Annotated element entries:
------------------------------------------------------------

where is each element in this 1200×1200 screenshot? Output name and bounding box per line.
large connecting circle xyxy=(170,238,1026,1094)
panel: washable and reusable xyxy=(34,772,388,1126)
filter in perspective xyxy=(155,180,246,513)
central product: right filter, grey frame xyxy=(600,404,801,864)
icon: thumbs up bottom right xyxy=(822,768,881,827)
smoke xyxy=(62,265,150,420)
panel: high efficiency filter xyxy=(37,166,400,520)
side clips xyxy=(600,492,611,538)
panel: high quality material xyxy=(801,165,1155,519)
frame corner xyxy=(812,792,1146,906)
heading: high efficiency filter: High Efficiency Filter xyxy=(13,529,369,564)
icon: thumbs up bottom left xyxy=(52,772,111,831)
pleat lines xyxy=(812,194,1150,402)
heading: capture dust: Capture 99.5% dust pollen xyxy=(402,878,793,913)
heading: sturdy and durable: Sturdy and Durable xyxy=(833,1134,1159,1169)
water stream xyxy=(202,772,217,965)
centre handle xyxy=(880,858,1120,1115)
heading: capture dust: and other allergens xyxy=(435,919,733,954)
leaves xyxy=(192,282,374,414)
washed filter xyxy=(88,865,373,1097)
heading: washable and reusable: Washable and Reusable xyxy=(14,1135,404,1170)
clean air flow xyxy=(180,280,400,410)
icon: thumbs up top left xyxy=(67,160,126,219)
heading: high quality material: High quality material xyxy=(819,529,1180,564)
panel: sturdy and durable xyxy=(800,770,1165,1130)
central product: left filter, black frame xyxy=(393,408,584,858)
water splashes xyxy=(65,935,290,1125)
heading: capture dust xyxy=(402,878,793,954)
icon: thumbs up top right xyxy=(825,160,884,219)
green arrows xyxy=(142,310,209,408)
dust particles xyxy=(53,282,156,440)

------------------------------------------------------------

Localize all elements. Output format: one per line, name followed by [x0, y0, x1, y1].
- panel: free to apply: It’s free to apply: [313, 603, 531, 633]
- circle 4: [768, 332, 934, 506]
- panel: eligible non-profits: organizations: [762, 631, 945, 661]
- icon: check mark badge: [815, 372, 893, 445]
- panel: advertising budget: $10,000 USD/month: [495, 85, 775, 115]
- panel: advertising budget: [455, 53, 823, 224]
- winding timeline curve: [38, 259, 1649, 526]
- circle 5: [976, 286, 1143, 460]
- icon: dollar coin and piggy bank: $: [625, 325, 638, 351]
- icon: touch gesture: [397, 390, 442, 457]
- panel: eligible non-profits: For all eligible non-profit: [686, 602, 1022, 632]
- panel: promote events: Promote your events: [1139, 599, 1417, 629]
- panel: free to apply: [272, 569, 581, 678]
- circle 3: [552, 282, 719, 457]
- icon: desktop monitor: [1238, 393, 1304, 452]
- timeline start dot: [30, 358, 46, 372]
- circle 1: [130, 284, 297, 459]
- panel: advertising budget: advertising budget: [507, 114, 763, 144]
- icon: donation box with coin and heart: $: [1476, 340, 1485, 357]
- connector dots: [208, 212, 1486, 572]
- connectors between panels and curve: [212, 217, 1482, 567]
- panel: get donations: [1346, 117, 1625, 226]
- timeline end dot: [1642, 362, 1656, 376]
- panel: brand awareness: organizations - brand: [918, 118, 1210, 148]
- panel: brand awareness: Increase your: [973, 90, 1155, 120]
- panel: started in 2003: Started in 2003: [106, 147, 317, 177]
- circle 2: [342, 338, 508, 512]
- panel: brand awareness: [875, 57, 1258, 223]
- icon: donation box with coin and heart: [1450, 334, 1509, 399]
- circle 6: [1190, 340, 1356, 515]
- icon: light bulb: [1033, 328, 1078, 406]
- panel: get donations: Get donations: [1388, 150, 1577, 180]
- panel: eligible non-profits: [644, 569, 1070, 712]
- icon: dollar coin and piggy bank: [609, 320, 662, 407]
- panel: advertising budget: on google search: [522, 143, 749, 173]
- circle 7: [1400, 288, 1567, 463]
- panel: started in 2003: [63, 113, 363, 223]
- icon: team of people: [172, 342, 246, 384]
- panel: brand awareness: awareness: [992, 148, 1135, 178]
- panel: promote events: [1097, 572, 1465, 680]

------------------------------------------------------------

> _Instruction_: Print the lines above from the line containing "where is each" through the line containing "side clips xyxy=(600,492,611,538)", keeping both of those lines.

> _Result for this exercise_:
where is each element in this 1200×1200 screenshot? Output name and bounding box per line.
large connecting circle xyxy=(170,238,1026,1094)
panel: washable and reusable xyxy=(34,772,388,1126)
filter in perspective xyxy=(155,180,246,513)
central product: right filter, grey frame xyxy=(600,404,801,864)
icon: thumbs up bottom right xyxy=(822,768,881,827)
smoke xyxy=(62,265,150,420)
panel: high efficiency filter xyxy=(37,166,400,520)
side clips xyxy=(600,492,611,538)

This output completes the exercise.